(Records to use)

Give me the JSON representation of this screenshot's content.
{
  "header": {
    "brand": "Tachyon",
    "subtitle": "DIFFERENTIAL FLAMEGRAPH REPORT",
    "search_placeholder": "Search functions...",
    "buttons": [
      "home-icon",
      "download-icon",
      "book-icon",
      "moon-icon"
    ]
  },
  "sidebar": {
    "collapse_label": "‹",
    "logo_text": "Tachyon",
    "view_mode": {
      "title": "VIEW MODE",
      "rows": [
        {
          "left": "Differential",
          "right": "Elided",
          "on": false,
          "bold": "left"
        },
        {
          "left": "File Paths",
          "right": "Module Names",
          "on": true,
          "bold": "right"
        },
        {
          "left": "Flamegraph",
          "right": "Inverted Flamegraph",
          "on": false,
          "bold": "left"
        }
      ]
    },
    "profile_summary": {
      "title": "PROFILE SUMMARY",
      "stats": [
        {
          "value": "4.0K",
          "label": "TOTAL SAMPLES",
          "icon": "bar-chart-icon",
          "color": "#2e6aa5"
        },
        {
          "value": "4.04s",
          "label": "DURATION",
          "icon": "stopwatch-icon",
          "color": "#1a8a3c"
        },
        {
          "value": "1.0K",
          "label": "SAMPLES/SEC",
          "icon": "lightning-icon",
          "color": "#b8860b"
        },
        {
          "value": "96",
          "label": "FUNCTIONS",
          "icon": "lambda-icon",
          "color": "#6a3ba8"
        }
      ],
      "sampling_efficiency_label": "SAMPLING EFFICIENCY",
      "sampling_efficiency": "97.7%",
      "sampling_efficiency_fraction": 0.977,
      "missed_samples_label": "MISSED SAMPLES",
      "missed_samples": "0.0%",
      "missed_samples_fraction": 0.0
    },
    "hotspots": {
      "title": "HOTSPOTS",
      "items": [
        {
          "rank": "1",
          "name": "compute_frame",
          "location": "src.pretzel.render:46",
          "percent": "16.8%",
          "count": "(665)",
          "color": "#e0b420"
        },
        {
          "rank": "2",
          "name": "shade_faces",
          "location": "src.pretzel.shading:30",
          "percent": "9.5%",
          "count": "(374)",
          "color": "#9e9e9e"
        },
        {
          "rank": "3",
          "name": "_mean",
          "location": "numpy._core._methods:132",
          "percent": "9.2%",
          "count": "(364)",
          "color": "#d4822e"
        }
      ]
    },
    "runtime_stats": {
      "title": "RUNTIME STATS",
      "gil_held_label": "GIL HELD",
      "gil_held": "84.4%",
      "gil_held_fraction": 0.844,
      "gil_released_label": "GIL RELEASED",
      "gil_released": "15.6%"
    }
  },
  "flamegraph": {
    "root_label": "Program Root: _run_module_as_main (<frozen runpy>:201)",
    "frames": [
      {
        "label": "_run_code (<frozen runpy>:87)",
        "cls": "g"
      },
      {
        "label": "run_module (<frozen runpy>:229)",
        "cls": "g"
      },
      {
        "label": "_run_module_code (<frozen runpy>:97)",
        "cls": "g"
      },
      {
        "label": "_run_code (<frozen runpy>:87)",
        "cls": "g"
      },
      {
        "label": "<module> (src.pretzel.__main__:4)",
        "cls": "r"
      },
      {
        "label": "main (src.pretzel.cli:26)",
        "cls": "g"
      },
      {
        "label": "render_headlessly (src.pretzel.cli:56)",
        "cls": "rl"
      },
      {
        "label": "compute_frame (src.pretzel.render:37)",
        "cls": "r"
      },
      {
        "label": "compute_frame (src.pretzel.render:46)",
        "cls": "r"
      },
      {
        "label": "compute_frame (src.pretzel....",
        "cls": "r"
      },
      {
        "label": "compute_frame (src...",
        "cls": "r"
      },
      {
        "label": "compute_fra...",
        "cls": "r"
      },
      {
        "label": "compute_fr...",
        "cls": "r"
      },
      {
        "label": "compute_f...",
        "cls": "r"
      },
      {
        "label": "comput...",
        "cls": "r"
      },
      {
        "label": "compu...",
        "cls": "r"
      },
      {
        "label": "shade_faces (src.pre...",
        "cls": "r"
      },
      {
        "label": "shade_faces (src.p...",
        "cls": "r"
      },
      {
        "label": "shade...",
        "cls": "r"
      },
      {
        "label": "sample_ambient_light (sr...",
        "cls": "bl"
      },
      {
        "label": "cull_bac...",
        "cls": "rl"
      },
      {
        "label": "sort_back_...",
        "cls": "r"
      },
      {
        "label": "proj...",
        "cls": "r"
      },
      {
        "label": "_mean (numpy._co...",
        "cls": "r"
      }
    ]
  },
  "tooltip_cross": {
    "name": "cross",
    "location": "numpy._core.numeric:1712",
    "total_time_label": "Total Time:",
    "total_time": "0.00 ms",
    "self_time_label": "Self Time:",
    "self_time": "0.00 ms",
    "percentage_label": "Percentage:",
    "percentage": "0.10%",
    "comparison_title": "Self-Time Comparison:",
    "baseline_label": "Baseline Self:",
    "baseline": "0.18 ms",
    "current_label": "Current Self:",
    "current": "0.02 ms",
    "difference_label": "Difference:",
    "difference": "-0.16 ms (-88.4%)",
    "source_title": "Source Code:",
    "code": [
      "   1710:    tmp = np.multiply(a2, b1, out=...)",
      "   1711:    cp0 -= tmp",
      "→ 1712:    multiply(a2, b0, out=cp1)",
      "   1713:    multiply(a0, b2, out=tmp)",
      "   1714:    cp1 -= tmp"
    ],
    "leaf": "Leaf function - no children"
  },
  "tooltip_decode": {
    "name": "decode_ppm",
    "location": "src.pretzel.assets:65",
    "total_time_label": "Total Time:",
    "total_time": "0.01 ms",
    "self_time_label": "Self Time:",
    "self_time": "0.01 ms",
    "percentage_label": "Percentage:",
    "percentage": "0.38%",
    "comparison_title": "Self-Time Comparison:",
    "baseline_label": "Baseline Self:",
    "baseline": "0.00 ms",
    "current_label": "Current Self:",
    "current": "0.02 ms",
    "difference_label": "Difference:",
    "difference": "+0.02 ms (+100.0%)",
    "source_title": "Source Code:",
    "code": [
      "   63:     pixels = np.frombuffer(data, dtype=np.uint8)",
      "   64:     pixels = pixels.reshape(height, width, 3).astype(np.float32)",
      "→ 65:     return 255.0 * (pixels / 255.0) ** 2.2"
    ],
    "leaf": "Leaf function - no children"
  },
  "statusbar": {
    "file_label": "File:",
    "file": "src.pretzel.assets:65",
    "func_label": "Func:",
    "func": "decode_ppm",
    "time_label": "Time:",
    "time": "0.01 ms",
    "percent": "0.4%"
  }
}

(Exercise directions)
Show every line in the entries where the string "numpy" occurs.

(Answer for the task)
          "location": "numpy._core._methods:132",
        "label": "_mean (numpy._co...",
    "location": "numpy._core.numeric:1712",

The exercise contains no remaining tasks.